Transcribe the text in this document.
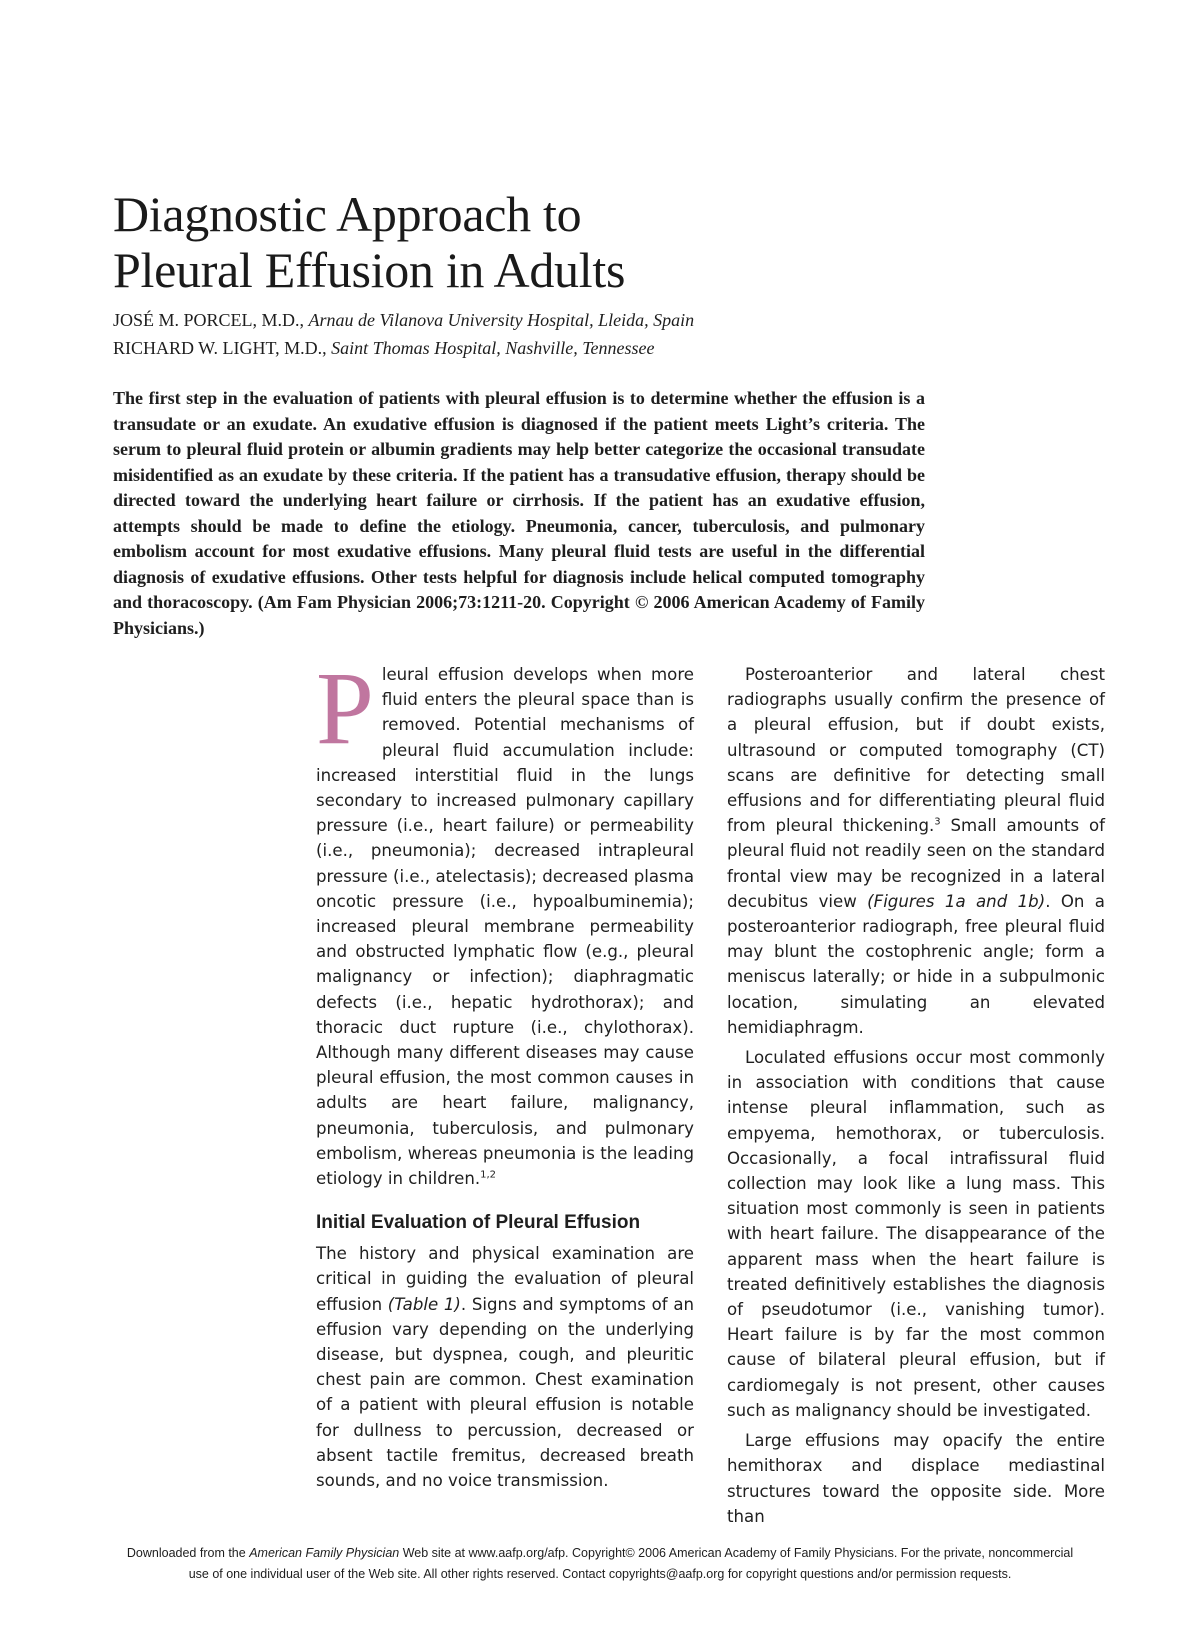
Diagnostic Approach to
Pleural Effusion in Adults
JOSÉ M. PORCEL, M.D., Arnau de Vilanova University Hospital, Lleida, Spain
RICHARD W. LIGHT, M.D., Saint Thomas Hospital, Nashville, Tennessee

The first step in the evaluation of patients with pleural effusion is to determine whether the effusion is a transudate or an exudate. An exudative effusion is diagnosed if the patient meets Light’s criteria. The serum to pleural fluid protein or albumin gradients may help better categorize the occasional transudate misidentified as an exudate by these criteria. If the patient has a transudative effusion, therapy should be directed toward the underlying heart failure or cirrhosis. If the patient has an exudative effusion, attempts should be made to define the etiology. Pneumonia, cancer, tuberculosis, and pulmonary embolism account for most exudative effusions. Many pleural fluid tests are useful in the differential diagnosis of exudative effusions. Other tests helpful for diagnosis include helical computed tomography and thoracoscopy. (Am Fam Physician 2006;73:1211-20. Copyright © 2006 American Academy of Family Physicians.)

Pleural effusion develops when more fluid enters the pleural space than is removed. Potential mechanisms of pleural fluid accumulation include: increased interstitial fluid in the lungs secondary to increased pulmonary capillary pressure (i.e., heart failure) or permeability (i.e., pneumonia); decreased intrapleural pressure (i.e., atelectasis); decreased plasma oncotic pressure (i.e., hypoalbuminemia); increased pleural membrane permeability and obstructed lymphatic flow (e.g., pleural malignancy or infection); diaphragmatic defects (i.e., hepatic hydrothorax); and thoracic duct rupture (i.e., chylothorax). Although many different diseases may cause pleural effusion, the most common causes in adults are heart failure, malignancy, pneumonia, tuberculosis, and pulmonary embolism, whereas pneumonia is the leading etiology in children.$^{1,2}$

Initial Evaluation of Pleural Effusion

The history and physical examination are critical in guiding the evaluation of pleural effusion (Table 1). Signs and symptoms of an effusion vary depending on the underlying disease, but dyspnea, cough, and pleuritic chest pain are common. Chest examination of a patient with pleural effusion is notable for dullness to percussion, decreased or absent tactile fremitus, decreased breath sounds, and no voice transmission.

Posteroanterior and lateral chest radiographs usually confirm the presence of a pleural effusion, but if doubt exists, ultrasound or computed tomography (CT) scans are definitive for detecting small effusions and for differentiating pleural fluid from pleural thickening.$^3$ Small amounts of pleural fluid not readily seen on the standard frontal view may be recognized in a lateral decubitus view (Figures 1a and 1b). On a posteroanterior radiograph, free pleural fluid may blunt the costophrenic angle; form a meniscus laterally; or hide in a subpulmonic location, simulating an elevated hemidiaphragm.

Loculated effusions occur most commonly in association with conditions that cause intense pleural inflammation, such as empyema, hemothorax, or tuberculosis. Occasionally, a focal intrafissural fluid collection may look like a lung mass. This situation most commonly is seen in patients with heart failure. The disappearance of the apparent mass when the heart failure is treated definitively establishes the diagnosis of pseudotumor (i.e., vanishing tumor). Heart failure is by far the most common cause of bilateral pleural effusion, but if cardiomegaly is not present, other causes such as malignancy should be investigated.

Large effusions may opacify the entire hemithorax and displace mediastinal structures toward the opposite side. More than

Downloaded from the American Family Physician Web site at www.aafp.org/afp. Copyright© 2006 American Academy of Family Physicians. For the private, noncommercial
use of one individual user of the Web site. All other rights reserved. Contact copyrights@aafp.org for copyright questions and/or permission requests.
****************
To do: What is the number of lines in these records that contain "aafp"? Reply with the number only.

Response to this exercise: 2